--- WRITTEN EXERCISE ---
Pull out every line containing the string "with".

--- TASK DATA ---

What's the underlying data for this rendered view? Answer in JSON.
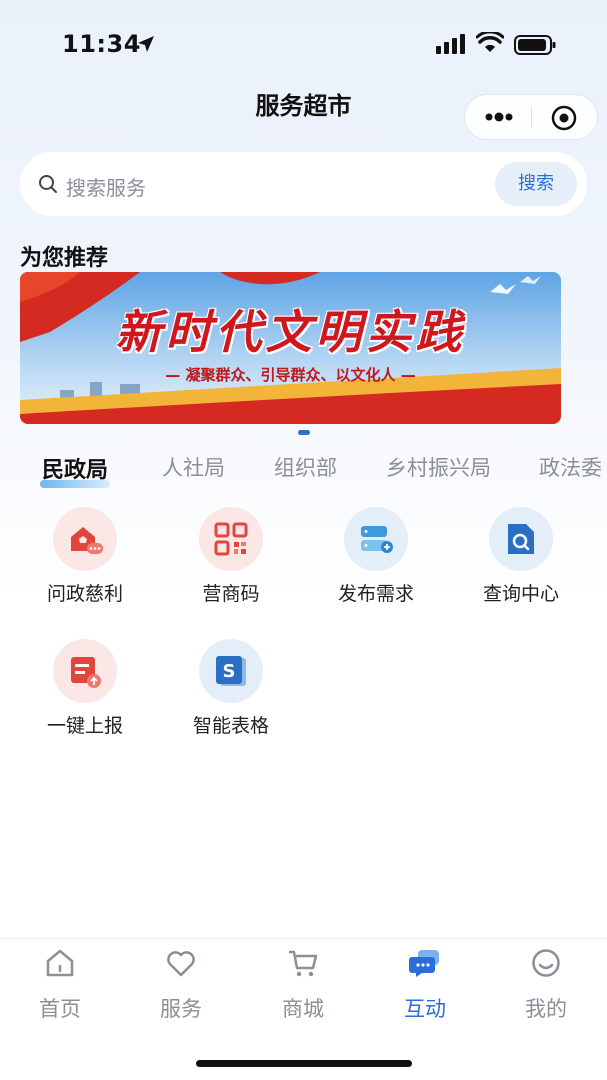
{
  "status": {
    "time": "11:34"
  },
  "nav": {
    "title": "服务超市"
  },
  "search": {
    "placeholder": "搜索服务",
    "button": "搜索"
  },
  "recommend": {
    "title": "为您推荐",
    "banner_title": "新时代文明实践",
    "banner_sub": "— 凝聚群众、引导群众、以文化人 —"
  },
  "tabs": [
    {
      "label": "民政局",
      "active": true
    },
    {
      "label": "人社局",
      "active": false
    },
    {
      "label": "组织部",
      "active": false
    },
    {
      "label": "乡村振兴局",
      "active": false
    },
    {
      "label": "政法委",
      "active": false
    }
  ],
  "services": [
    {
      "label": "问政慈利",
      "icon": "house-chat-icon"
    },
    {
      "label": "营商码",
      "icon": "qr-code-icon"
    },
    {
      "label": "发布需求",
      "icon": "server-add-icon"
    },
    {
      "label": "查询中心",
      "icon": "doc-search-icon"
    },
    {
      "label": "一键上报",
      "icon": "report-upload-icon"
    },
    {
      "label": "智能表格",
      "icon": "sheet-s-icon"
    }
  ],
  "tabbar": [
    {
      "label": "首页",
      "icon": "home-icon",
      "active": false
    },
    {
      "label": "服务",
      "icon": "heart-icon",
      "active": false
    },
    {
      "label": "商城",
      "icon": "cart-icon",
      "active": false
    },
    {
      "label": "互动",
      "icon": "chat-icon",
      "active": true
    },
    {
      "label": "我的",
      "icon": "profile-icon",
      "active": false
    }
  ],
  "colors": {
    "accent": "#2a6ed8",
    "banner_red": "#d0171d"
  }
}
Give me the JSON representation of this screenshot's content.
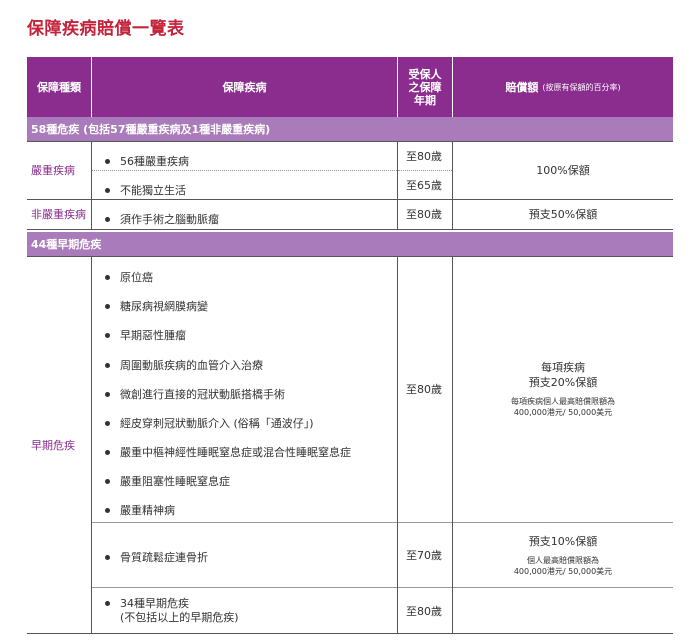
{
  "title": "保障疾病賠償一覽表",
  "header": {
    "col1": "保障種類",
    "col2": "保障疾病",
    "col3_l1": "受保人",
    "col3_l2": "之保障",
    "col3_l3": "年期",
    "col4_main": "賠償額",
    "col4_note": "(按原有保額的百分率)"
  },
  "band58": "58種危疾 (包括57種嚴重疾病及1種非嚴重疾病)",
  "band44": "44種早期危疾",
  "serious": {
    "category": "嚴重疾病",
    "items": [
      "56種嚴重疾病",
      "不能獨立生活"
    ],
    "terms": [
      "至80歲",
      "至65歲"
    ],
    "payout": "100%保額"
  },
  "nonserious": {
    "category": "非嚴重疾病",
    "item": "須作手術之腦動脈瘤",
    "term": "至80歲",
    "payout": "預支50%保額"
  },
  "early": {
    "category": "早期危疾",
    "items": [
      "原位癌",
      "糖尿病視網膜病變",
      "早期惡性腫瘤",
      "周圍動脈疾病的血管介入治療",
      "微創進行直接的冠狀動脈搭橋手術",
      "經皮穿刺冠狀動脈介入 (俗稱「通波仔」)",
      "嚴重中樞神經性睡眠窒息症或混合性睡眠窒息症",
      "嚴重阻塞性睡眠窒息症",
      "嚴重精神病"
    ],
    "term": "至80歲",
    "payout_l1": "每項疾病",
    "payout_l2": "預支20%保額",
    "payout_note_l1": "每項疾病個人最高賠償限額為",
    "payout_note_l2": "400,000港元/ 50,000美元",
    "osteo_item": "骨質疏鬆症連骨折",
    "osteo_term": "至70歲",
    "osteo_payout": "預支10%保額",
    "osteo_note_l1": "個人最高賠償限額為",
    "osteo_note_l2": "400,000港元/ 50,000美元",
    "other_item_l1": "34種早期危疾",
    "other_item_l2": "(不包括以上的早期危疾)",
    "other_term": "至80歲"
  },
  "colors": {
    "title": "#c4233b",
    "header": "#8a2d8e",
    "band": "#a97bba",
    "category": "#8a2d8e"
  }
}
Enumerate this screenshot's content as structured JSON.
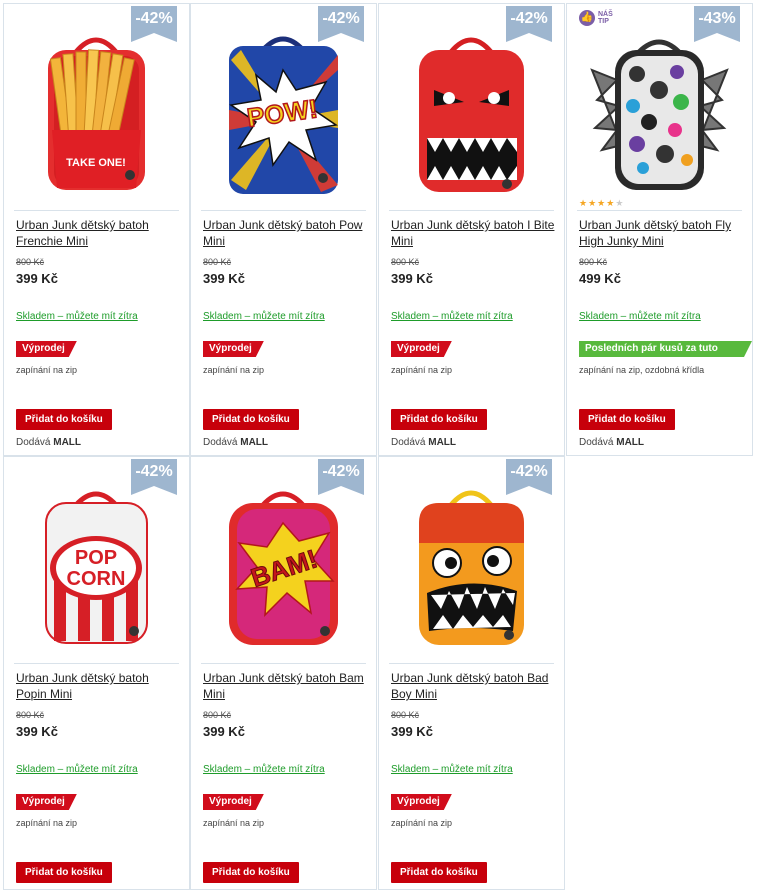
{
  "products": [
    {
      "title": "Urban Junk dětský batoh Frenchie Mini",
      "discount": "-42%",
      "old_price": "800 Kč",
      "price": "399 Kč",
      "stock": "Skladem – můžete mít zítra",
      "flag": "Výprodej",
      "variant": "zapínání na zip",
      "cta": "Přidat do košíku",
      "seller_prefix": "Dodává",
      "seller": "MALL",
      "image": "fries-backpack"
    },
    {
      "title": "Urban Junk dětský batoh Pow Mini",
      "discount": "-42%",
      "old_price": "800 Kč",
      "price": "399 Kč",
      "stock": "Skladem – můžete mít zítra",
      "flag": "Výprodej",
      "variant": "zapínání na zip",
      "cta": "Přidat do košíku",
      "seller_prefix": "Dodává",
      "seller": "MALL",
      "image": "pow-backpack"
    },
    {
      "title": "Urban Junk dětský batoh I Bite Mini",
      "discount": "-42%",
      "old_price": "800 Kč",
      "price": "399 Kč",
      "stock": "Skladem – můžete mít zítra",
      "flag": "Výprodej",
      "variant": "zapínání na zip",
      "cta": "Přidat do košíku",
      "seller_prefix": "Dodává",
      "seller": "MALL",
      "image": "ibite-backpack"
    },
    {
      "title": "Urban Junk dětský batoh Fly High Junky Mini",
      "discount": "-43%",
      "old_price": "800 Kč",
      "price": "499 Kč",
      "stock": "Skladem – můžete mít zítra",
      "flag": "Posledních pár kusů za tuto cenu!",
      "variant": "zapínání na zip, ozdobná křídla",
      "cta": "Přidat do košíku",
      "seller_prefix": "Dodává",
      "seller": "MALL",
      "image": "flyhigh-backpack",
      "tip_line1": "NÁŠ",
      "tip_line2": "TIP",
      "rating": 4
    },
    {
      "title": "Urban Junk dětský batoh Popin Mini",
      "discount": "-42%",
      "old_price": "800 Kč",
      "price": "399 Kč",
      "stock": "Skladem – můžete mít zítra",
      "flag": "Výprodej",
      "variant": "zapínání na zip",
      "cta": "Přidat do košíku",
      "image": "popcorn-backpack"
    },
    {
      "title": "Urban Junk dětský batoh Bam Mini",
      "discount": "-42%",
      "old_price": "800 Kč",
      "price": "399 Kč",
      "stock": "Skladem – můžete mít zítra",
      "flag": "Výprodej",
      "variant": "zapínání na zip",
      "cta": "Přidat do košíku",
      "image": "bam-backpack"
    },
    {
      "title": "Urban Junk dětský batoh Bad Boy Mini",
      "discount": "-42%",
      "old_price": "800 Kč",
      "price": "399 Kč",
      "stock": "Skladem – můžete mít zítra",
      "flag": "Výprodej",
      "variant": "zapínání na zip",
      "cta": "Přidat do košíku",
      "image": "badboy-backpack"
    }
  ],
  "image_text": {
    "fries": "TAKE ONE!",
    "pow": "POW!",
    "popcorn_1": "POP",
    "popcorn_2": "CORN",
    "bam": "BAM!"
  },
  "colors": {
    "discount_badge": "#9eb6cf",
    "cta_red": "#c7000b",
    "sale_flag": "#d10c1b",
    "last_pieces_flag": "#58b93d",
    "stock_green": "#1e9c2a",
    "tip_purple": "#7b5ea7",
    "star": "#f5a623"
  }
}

---

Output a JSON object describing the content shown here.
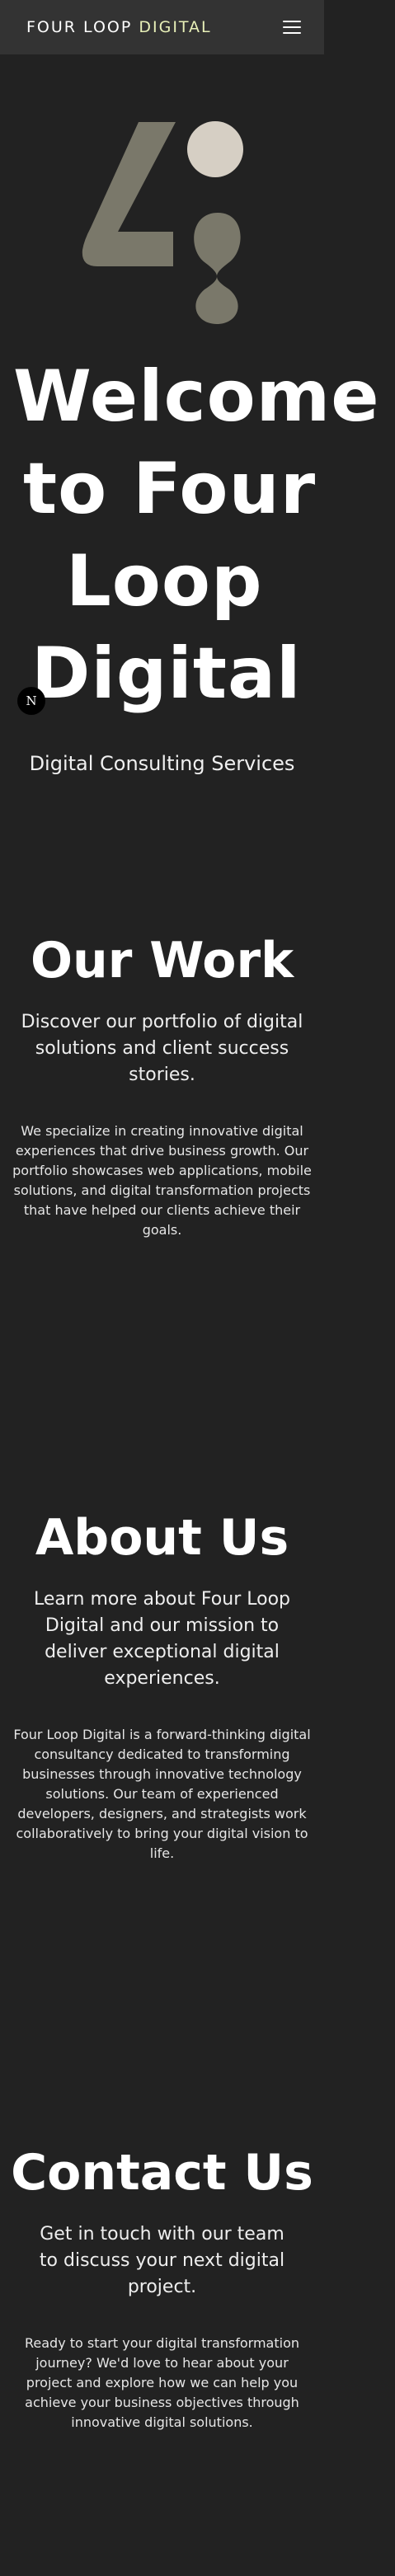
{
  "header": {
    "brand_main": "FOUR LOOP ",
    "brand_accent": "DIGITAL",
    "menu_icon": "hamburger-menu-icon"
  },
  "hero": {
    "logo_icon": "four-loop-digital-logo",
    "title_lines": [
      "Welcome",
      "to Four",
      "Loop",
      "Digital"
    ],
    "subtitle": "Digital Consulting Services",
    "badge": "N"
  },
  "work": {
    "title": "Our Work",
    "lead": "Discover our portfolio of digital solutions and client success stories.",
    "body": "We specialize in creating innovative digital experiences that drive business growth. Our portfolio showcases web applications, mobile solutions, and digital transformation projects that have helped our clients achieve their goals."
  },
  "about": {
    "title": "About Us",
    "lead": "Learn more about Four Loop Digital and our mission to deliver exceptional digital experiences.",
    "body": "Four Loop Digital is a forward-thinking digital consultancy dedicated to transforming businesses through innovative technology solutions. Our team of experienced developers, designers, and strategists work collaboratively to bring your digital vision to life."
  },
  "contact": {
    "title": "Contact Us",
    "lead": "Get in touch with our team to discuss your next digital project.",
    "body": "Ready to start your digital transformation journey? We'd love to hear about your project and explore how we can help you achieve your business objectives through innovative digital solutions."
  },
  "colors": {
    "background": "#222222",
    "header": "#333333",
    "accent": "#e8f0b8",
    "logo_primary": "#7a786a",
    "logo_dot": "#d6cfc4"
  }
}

==

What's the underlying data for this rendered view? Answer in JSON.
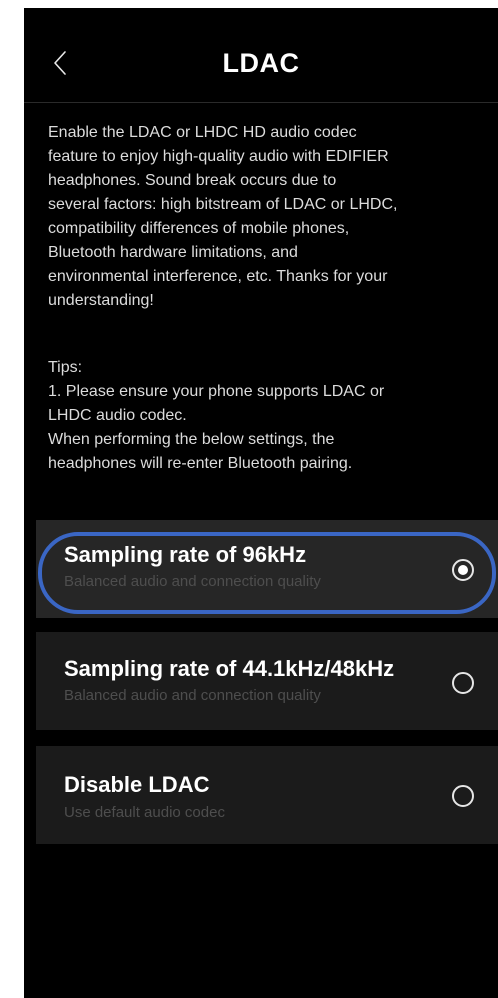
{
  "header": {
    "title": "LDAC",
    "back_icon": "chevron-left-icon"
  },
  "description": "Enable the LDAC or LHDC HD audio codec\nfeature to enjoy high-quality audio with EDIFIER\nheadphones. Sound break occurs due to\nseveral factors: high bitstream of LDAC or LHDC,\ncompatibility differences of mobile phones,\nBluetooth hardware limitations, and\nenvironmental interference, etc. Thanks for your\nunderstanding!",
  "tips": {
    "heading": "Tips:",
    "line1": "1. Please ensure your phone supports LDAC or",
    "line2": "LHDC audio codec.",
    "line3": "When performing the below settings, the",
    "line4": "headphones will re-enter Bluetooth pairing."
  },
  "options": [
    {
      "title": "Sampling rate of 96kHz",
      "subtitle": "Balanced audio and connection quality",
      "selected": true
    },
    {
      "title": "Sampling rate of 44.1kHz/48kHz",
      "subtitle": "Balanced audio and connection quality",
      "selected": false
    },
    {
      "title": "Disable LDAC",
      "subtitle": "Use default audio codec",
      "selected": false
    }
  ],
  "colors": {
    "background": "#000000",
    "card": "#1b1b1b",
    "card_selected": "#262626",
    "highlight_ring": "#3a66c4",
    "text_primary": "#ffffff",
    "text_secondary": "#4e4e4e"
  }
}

--- EXERCISE OUTPUT ---
    "lead": "Get in touch with our team to discuss your next digital project.",
  "description": "Enable the LDAC or LHDC HD audio codec\nfeature to enjoy high-quality audio with EDIFIER\nheadphones. Sound break occurs due to\nseveral factors: high bitstream of LDAC or LHDC,\ncompatibility differences of mobile phones,\nBluetooth hardware limitations, and\nenvironmental interference, etc. Thanks for your\nunderstanding!",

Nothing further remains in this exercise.